Written task: In the entries below, count every line with the word "Output". Return only the count.

Records provided:
__________

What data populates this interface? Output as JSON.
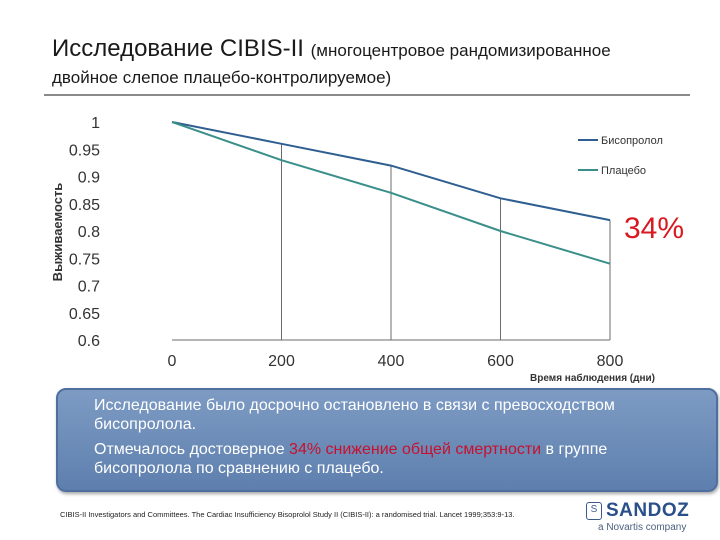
{
  "header": {
    "title_main": "Исследование CIBIS-II",
    "title_sub1": "(многоцентровое рандомизированное",
    "title_sub2": "двойное слепое плацебо-контролируемое)"
  },
  "chart_data": {
    "type": "line",
    "x": [
      0,
      200,
      400,
      600,
      800
    ],
    "series": [
      {
        "name": "Бисопролол",
        "values": [
          1.0,
          0.96,
          0.92,
          0.86,
          0.82
        ],
        "color": "#2f5f90"
      },
      {
        "name": "Плацебо",
        "values": [
          1.0,
          0.93,
          0.87,
          0.8,
          0.74
        ],
        "color": "#3a8f8a"
      }
    ],
    "xlabel": "Время наблюдения (дни)",
    "ylabel": "Выживаемость",
    "xlim": [
      0,
      800
    ],
    "ylim": [
      0.6,
      1.0
    ],
    "yticks": [
      "1",
      "0.95",
      "0.9",
      "0.85",
      "0.8",
      "0.75",
      "0.7",
      "0.65",
      "0.6"
    ],
    "xticks": [
      "0",
      "200",
      "400",
      "600",
      "800"
    ],
    "grid": true,
    "legend_position": "top-right",
    "annotation": "34%"
  },
  "info": {
    "para1": "Исследование было досрочно остановлено в связи с превосходством бисопролола.",
    "para2_before": "Отмечалось достоверное ",
    "para2_highlight": "34% снижение общей смертности",
    "para2_after": " в группе бисопролола по сравнению с плацебо."
  },
  "footnote": "CIBIS-II Investigators and Committees. The Cardiac Insufficiency Bisoprolol Study II (CIBIS-II): a randomised trial. Lancet 1999;353:9-13.",
  "logo": {
    "mark": "S",
    "brand": "SANDOZ",
    "tagline": "a Novartis company"
  },
  "colors": {
    "accent_red": "#d9181f",
    "box_blue": "#6d8cbb"
  }
}
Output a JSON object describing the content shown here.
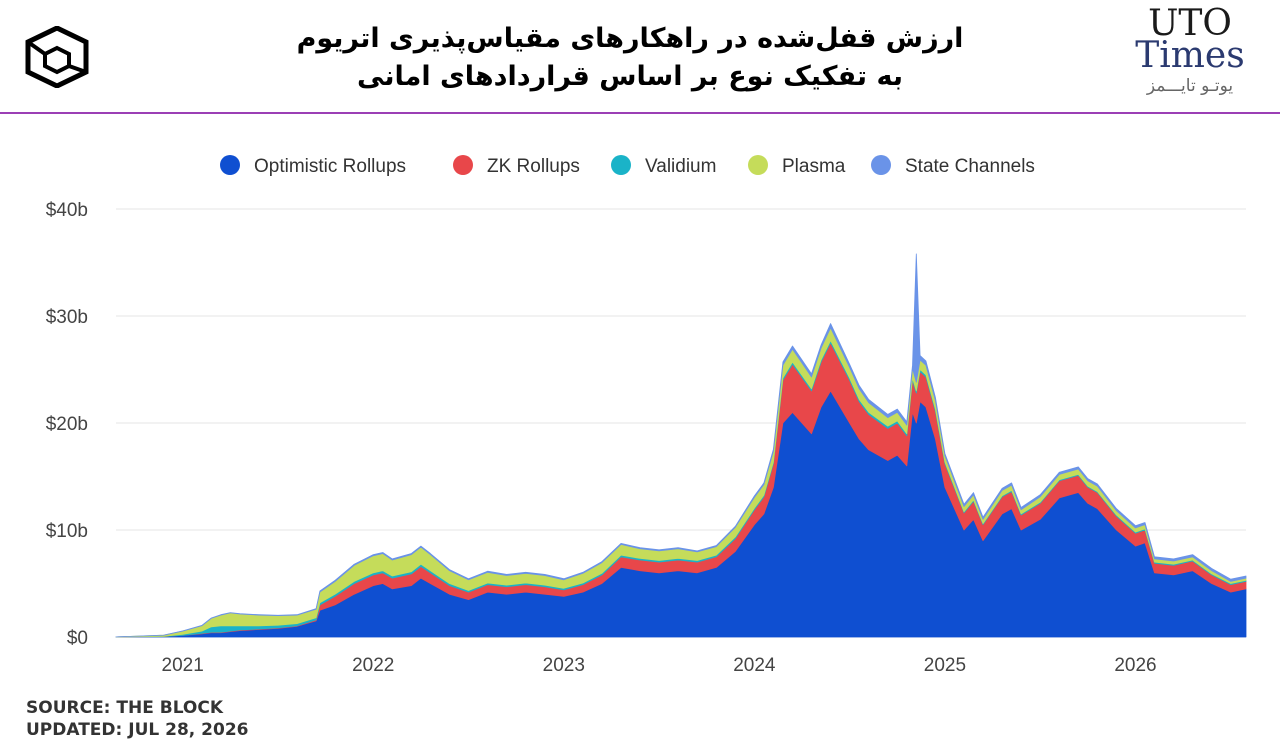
{
  "header": {
    "title_line1": "ارزش قفل‌شده در راهکارهای مقیاس‌پذیری اتریوم",
    "title_line2": "به تفکیک نوع بر اساس قراردادهای امانی",
    "brand": {
      "line1": "UTO",
      "line2": "Times",
      "persian": "یوتـو تایـــمز"
    }
  },
  "footer": {
    "source": "SOURCE: THE BLOCK",
    "updated": "UPDATED: JUL 28, 2026"
  },
  "chart_data": {
    "type": "area",
    "stacked": true,
    "title": "ارزش قفل‌شده در راهکارهای مقیاس‌پذیری اتریوم — به تفکیک نوع بر اساس قراردادهای امانی",
    "xlabel": "",
    "ylabel": "",
    "ylim": [
      0,
      40
    ],
    "y_unit": "billion USD",
    "yticks": [
      "$0",
      "$10b",
      "$20b",
      "$30b",
      "$40b"
    ],
    "yticks_values": [
      0,
      10,
      20,
      30,
      40
    ],
    "xticks": [
      "2021",
      "2022",
      "2023",
      "2024",
      "2025",
      "2026"
    ],
    "grid": true,
    "legend_position": "top",
    "x": [
      2020.65,
      2020.9,
      2021.0,
      2021.1,
      2021.15,
      2021.2,
      2021.25,
      2021.3,
      2021.4,
      2021.5,
      2021.6,
      2021.7,
      2021.72,
      2021.8,
      2021.9,
      2022.0,
      2022.05,
      2022.1,
      2022.2,
      2022.25,
      2022.3,
      2022.4,
      2022.5,
      2022.6,
      2022.7,
      2022.8,
      2022.9,
      2023.0,
      2023.1,
      2023.2,
      2023.3,
      2023.4,
      2023.5,
      2023.6,
      2023.7,
      2023.8,
      2023.9,
      2024.0,
      2024.05,
      2024.1,
      2024.15,
      2024.2,
      2024.3,
      2024.35,
      2024.4,
      2024.5,
      2024.55,
      2024.6,
      2024.7,
      2024.75,
      2024.8,
      2024.83,
      2024.85,
      2024.87,
      2024.9,
      2024.95,
      2025.0,
      2025.1,
      2025.15,
      2025.2,
      2025.3,
      2025.35,
      2025.4,
      2025.5,
      2025.6,
      2025.7,
      2025.75,
      2025.8,
      2025.9,
      2026.0,
      2026.05,
      2026.1,
      2026.2,
      2026.3,
      2026.4,
      2026.5,
      2026.58
    ],
    "series": [
      {
        "name": "Optimistic Rollups",
        "color": "#0f4fd1",
        "values": [
          0.01,
          0.05,
          0.15,
          0.3,
          0.4,
          0.4,
          0.5,
          0.6,
          0.7,
          0.8,
          1.0,
          1.5,
          2.5,
          3.0,
          4.0,
          4.8,
          5.0,
          4.5,
          4.8,
          5.5,
          5.0,
          4.0,
          3.5,
          4.2,
          4.0,
          4.2,
          4.0,
          3.8,
          4.2,
          5.0,
          6.5,
          6.2,
          6.0,
          6.2,
          6.0,
          6.5,
          8.0,
          10.5,
          11.5,
          14.0,
          20.0,
          21.0,
          19.0,
          21.5,
          23.0,
          20.0,
          18.5,
          17.5,
          16.5,
          17.0,
          16.0,
          21.0,
          20.0,
          22.0,
          21.5,
          18.5,
          14.0,
          10.0,
          11.0,
          9.0,
          11.5,
          12.0,
          10.0,
          11.0,
          13.0,
          13.5,
          12.5,
          12.0,
          10.0,
          8.5,
          8.8,
          6.0,
          5.8,
          6.2,
          5.0,
          4.2,
          4.5
        ]
      },
      {
        "name": "ZK Rollups",
        "color": "#e8474a",
        "values": [
          0.0,
          0.0,
          0.0,
          0.05,
          0.05,
          0.05,
          0.05,
          0.05,
          0.05,
          0.05,
          0.05,
          0.1,
          0.5,
          0.8,
          1.0,
          1.0,
          1.0,
          1.0,
          1.1,
          1.1,
          1.0,
          0.8,
          0.7,
          0.7,
          0.7,
          0.7,
          0.7,
          0.6,
          0.7,
          0.8,
          1.0,
          1.0,
          1.0,
          1.0,
          1.0,
          1.0,
          1.2,
          1.4,
          1.6,
          2.2,
          4.0,
          4.5,
          4.0,
          4.2,
          4.5,
          4.0,
          3.5,
          3.3,
          3.0,
          3.0,
          2.8,
          3.0,
          2.8,
          2.8,
          2.8,
          2.6,
          2.2,
          1.6,
          1.7,
          1.5,
          1.6,
          1.6,
          1.4,
          1.5,
          1.6,
          1.6,
          1.5,
          1.5,
          1.3,
          1.2,
          1.2,
          0.9,
          0.9,
          0.9,
          0.8,
          0.7,
          0.7
        ]
      },
      {
        "name": "Validium",
        "color": "#1ab3c8",
        "values": [
          0.0,
          0.02,
          0.1,
          0.2,
          0.5,
          0.6,
          0.5,
          0.4,
          0.3,
          0.25,
          0.2,
          0.2,
          0.2,
          0.2,
          0.2,
          0.2,
          0.2,
          0.2,
          0.2,
          0.2,
          0.2,
          0.2,
          0.15,
          0.15,
          0.15,
          0.15,
          0.15,
          0.15,
          0.15,
          0.15,
          0.15,
          0.15,
          0.15,
          0.15,
          0.15,
          0.15,
          0.15,
          0.15,
          0.15,
          0.15,
          0.2,
          0.2,
          0.2,
          0.2,
          0.2,
          0.2,
          0.2,
          0.2,
          0.2,
          0.2,
          0.2,
          0.2,
          0.2,
          0.2,
          0.2,
          0.2,
          0.15,
          0.1,
          0.1,
          0.1,
          0.1,
          0.1,
          0.1,
          0.1,
          0.1,
          0.1,
          0.1,
          0.1,
          0.1,
          0.1,
          0.1,
          0.1,
          0.1,
          0.1,
          0.1,
          0.1,
          0.1
        ]
      },
      {
        "name": "Plasma",
        "color": "#c5dc5a",
        "values": [
          0.0,
          0.1,
          0.3,
          0.5,
          0.8,
          1.0,
          1.2,
          1.1,
          1.0,
          0.9,
          0.8,
          0.8,
          1.0,
          1.2,
          1.5,
          1.6,
          1.6,
          1.5,
          1.6,
          1.6,
          1.5,
          1.2,
          1.0,
          1.0,
          0.9,
          0.9,
          0.9,
          0.8,
          0.9,
          1.0,
          1.0,
          0.9,
          0.9,
          0.9,
          0.8,
          0.8,
          0.9,
          1.0,
          1.0,
          1.0,
          1.2,
          1.2,
          1.1,
          1.1,
          1.2,
          1.0,
          1.0,
          0.9,
          0.8,
          0.8,
          0.8,
          0.9,
          0.8,
          0.9,
          0.9,
          0.8,
          0.6,
          0.5,
          0.5,
          0.4,
          0.5,
          0.5,
          0.4,
          0.5,
          0.5,
          0.5,
          0.5,
          0.5,
          0.4,
          0.4,
          0.4,
          0.3,
          0.3,
          0.3,
          0.3,
          0.2,
          0.2
        ]
      },
      {
        "name": "State Channels",
        "color": "#6a93e8",
        "values": [
          0.0,
          0.01,
          0.02,
          0.03,
          0.03,
          0.03,
          0.03,
          0.03,
          0.03,
          0.03,
          0.03,
          0.05,
          0.1,
          0.1,
          0.1,
          0.1,
          0.1,
          0.1,
          0.1,
          0.1,
          0.1,
          0.1,
          0.1,
          0.1,
          0.1,
          0.1,
          0.1,
          0.1,
          0.1,
          0.1,
          0.1,
          0.1,
          0.1,
          0.1,
          0.1,
          0.1,
          0.1,
          0.15,
          0.15,
          0.2,
          0.3,
          0.3,
          0.3,
          0.3,
          0.4,
          0.3,
          0.3,
          0.3,
          0.3,
          0.3,
          0.3,
          0.3,
          12.0,
          0.4,
          0.4,
          0.3,
          0.2,
          0.2,
          0.2,
          0.2,
          0.2,
          0.2,
          0.2,
          0.2,
          0.2,
          0.2,
          0.2,
          0.2,
          0.2,
          0.2,
          0.2,
          0.2,
          0.2,
          0.2,
          0.2,
          0.2,
          0.2
        ]
      }
    ]
  }
}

__________

Written response: 2